▸ **TEXT PASSAGE**:
When combined, the ECB and UCB-union approaches provide a reasonably precise upper bound on the preemption cost. However, it can also lead to over-estimations in different situations, as shown in [9]. This is due to the fact that both ECB and UCB-union approaches do not take into account the actual number of preemptions of each low and intermediate priority task. For instance, with these approaches it is assumed that a high priority task  $\tau_j$  can preempt any task  $\tau_k \in \mathrm{aff}(i,j)$  the same number of times it can preempt  $\tau_i$ . This can only be true if  $\tau_k = \tau_i$ , and will lead to over-estimation in all other cases where the cost of  $\tau_j$  preempting  $\tau_k$  is higher than the preemption cost of  $\tau_j$  on  $\tau_i$ .

To reduce this pessimism associated to the ECB and UCBunion approaches, Altmeyer et al. [9] proposed two new solutions, namely, the UCB-union multi-set and the ECB-union multi-set approaches. These multi-set versions of the UCB-union and ECB-union approaches additionally take into account the maximum number of jobs  $E_j(R_i) \stackrel{\mathrm{def}}{=} \left\lceil \frac{R_i}{T_j} \right\rceil$  that each higher priority task  $\tau_j$  can release during the response time of  $\tau_i$  and the number of preemptions of each low and intermediate priority task by  $\tau_j$ , i.e.,  $E_j(R_k)E_k(R_i) \stackrel{\mathrm{def}}{=} \left\lceil \frac{R_k}{T_j} \right\rceil \times \left\lceil \frac{R_i}{T_k} \right\rceil$ . Under this framework, the WCRT equation becomes:

$$R_i^{mul} = C_i + \sum_{\forall j \in \text{hp}(i)} \left\lceil \frac{R_i^{mul}}{T_j} \right\rceil \times C_j + \sum_{\forall j \in \text{hp}(i)} \gamma_{i,j}^{mul} \quad (3)$$

where  $\gamma_{i,j}^{mul}$  accounts for the total preemption cost that can be caused by all jobs of  $\tau_j$  released during the response time of  $\tau_i$ . We detail the UCB-union multi-set approach and refer the reader to [9] for the ECB-union multi-set formulation. Using the UCB-union multi-set approach  $\gamma_{i,j}^{mul}$  is upper bounded by  $\gamma_{i,j}^{ucb-m}$  defined as follows:

$$\gamma_{i,j}^{ucb-m} = d_{mem} \times \left| M_{i,j}^{ucb} \cap M_{i,j}^{ecb} \right| \tag{4}$$

where  $M_{i,j}^{ucb}$  and  $M_{i,j}^{ecb}$  are multi-sets defined as

$$M_{i,j}^{ucb} = \bigcup_{\forall k \in \text{aff}(i,j)} \left( \bigcup_{E_j(R_k)E_k(R_i)} UCB_k \right)$$
 (5)

▸ **Page element annotations**:
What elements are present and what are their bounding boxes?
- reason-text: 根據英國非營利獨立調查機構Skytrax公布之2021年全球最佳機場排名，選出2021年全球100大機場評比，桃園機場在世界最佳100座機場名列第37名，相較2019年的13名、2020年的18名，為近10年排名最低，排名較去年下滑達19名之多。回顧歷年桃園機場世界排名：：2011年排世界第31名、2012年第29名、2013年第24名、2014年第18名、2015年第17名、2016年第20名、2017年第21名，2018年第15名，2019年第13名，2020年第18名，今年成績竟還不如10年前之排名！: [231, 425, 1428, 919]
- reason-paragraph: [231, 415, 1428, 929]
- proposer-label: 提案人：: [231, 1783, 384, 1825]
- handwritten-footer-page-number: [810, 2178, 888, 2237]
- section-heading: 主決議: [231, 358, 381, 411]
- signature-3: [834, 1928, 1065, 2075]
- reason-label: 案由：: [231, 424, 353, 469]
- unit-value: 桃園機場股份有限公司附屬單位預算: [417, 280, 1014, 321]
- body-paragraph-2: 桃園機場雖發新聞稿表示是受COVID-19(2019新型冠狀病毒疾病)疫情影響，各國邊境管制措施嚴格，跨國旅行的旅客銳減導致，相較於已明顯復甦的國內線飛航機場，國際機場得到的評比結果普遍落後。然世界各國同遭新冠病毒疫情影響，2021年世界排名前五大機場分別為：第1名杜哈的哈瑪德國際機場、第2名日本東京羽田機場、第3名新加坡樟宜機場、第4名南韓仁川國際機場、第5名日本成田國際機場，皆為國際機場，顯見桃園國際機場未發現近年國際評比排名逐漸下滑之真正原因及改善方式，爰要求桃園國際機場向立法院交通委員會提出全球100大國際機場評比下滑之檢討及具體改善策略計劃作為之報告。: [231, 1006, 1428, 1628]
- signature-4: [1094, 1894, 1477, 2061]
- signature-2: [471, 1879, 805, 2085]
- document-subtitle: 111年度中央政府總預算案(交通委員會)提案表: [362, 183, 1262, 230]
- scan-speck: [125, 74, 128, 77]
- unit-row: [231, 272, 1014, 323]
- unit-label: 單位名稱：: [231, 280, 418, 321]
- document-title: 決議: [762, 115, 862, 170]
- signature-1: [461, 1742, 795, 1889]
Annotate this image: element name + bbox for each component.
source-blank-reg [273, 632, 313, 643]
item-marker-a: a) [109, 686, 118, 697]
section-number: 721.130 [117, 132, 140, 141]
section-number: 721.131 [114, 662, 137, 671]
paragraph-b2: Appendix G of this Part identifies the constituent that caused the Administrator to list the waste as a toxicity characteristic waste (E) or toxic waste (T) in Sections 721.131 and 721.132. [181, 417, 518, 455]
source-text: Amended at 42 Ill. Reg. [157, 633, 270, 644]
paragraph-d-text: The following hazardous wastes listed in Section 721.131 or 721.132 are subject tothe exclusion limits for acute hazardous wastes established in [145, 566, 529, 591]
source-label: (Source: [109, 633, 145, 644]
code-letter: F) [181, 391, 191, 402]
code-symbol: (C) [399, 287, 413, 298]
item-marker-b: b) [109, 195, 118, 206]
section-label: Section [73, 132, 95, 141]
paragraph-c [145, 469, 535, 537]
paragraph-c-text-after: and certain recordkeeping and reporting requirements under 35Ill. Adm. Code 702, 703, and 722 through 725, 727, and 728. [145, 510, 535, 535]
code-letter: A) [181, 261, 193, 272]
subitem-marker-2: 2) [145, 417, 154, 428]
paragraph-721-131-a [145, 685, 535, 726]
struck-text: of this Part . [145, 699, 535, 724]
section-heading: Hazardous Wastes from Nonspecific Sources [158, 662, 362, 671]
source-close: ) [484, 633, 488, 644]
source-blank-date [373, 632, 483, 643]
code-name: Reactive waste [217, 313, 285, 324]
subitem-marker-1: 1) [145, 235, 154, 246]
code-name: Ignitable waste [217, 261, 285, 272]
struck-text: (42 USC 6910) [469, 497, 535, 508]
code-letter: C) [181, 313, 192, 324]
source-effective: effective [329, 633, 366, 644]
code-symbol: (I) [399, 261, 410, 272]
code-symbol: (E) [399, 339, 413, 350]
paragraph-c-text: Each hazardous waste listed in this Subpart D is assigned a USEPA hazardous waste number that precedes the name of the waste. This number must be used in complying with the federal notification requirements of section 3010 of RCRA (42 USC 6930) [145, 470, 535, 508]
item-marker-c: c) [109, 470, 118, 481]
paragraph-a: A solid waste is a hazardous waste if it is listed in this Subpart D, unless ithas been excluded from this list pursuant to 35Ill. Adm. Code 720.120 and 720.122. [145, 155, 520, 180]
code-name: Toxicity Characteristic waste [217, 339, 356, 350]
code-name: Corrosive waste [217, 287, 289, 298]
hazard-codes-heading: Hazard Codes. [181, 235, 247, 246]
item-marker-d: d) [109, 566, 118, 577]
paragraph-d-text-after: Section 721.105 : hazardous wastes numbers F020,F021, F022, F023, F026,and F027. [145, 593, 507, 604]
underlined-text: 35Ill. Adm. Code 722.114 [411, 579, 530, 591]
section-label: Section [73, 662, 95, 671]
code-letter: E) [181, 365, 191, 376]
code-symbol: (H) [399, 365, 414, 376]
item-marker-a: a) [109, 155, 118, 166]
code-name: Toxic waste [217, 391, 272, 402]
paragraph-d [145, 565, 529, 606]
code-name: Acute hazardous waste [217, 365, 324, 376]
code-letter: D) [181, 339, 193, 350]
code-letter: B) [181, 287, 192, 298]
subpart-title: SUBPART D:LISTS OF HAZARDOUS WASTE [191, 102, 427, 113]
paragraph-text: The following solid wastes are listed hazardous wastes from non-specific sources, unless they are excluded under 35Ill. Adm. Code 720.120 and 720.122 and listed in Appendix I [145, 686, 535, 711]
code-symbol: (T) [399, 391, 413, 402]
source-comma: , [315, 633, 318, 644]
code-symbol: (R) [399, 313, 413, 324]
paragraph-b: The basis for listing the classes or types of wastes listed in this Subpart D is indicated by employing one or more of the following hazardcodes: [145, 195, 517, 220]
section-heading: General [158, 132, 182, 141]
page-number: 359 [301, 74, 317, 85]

▸ **REQUIREMENTS**:
Carry on writing the passage on preemption cost bounds, starting after its last line.

▸ **WRITTEN ANSWER**:
and

$$M_{i,j}^{ecb} = \bigcup_{E_i(R_i)} ECB_j \tag{6}$$

Here,  $M_{i,j}^{ucb}$  is a multi-set comprising sets of UCBs of all low and intermediate priority tasks  $\in$  aff(i,j) added  $E_j(R_k)E_k(R_i)$  times, i.e., the maximum number of times  $\tau_j$  can preempt each  $\tau_k$  during the response time of  $\tau_i$ . Similarly,  $M_{i,j}^{ecb}$  is a multi-set comprising the set of ECBs of all jobs of  $\tau_j$  executing within the response time of  $\tau_i$ . The final value of the preemption cost  $\gamma_{i,j}^{ucb-m}$  comes from the intersection of both these multi-sets.

The construction of the ECB-union multi-set approach is analogous to the UCB-union multi-set approach. Note that the ECB-union multi-set approach dominates the ECB-union approach [8], while the UCB-union multi-set approach dominates the UCB-union approach [7]. Yet, it is shown in [9] that the ECB-union and UCB-union multi-set approaches are incomparable. For a more detailed description of the formulation of Equations (2) to (6), the reader is referred to [9].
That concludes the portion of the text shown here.